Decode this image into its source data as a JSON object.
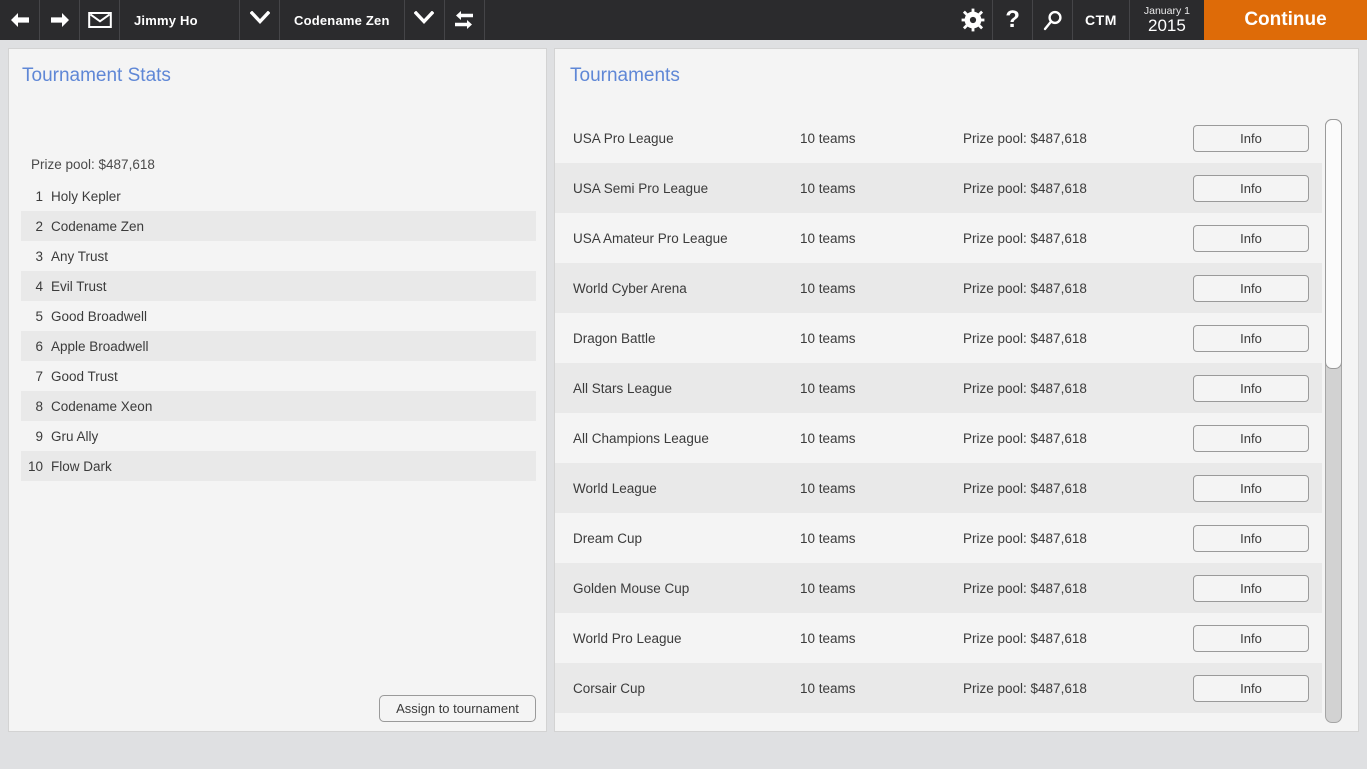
{
  "toolbar": {
    "back_icon": "arrow-left-icon",
    "forward_icon": "arrow-right-icon",
    "mail_icon": "envelope-icon",
    "user_name": "Jimmy Ho",
    "user_caret_icon": "chevron-down-icon",
    "team_name": "Codename Zen",
    "team_caret_icon": "chevron-down-icon",
    "swap_icon": "swap-arrows-icon",
    "settings_icon": "gear-icon",
    "help_icon": "question-mark-icon",
    "search_icon": "magnifier-icon",
    "ctm_label": "CTM",
    "date_top": "January 1",
    "date_bottom": "2015",
    "continue_label": "Continue",
    "accent_color": "#de6b08",
    "toolbar_color": "#2b2b2d"
  },
  "left_panel": {
    "title": "Tournament Stats",
    "prize_pool": "Prize pool: $487,618",
    "teams": [
      {
        "rank": "1",
        "name": "Holy Kepler"
      },
      {
        "rank": "2",
        "name": "Codename Zen"
      },
      {
        "rank": "3",
        "name": "Any Trust"
      },
      {
        "rank": "4",
        "name": "Evil Trust"
      },
      {
        "rank": "5",
        "name": "Good Broadwell"
      },
      {
        "rank": "6",
        "name": "Apple Broadwell"
      },
      {
        "rank": "7",
        "name": "Good Trust"
      },
      {
        "rank": "8",
        "name": "Codename Xeon"
      },
      {
        "rank": "9",
        "name": "Gru Ally"
      },
      {
        "rank": "10",
        "name": "Flow Dark"
      }
    ],
    "assign_label": "Assign to tournament"
  },
  "right_panel": {
    "title": "Tournaments",
    "info_label": "Info",
    "tournaments": [
      {
        "name": "USA Pro League",
        "teams": "10 teams",
        "prize": "Prize pool: $487,618"
      },
      {
        "name": "USA Semi Pro League",
        "teams": "10 teams",
        "prize": "Prize pool: $487,618"
      },
      {
        "name": "USA Amateur Pro League",
        "teams": "10 teams",
        "prize": "Prize pool: $487,618"
      },
      {
        "name": "World Cyber Arena",
        "teams": "10 teams",
        "prize": "Prize pool: $487,618"
      },
      {
        "name": "Dragon Battle",
        "teams": "10 teams",
        "prize": "Prize pool: $487,618"
      },
      {
        "name": "All Stars League",
        "teams": "10 teams",
        "prize": "Prize pool: $487,618"
      },
      {
        "name": "All Champions League",
        "teams": "10 teams",
        "prize": "Prize pool: $487,618"
      },
      {
        "name": "World League",
        "teams": "10 teams",
        "prize": "Prize pool: $487,618"
      },
      {
        "name": "Dream Cup",
        "teams": "10 teams",
        "prize": "Prize pool: $487,618"
      },
      {
        "name": "Golden Mouse Cup",
        "teams": "10 teams",
        "prize": "Prize pool: $487,618"
      },
      {
        "name": "World Pro League",
        "teams": "10 teams",
        "prize": "Prize pool: $487,618"
      },
      {
        "name": "Corsair Cup",
        "teams": "10 teams",
        "prize": "Prize pool: $487,618"
      }
    ]
  }
}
+---+
Problem to solve => Find each line that has the word "down", then copy it out.

Written answer =>
    "user_caret_icon": "chevron-down-icon",
    "team_caret_icon": "chevron-down-icon",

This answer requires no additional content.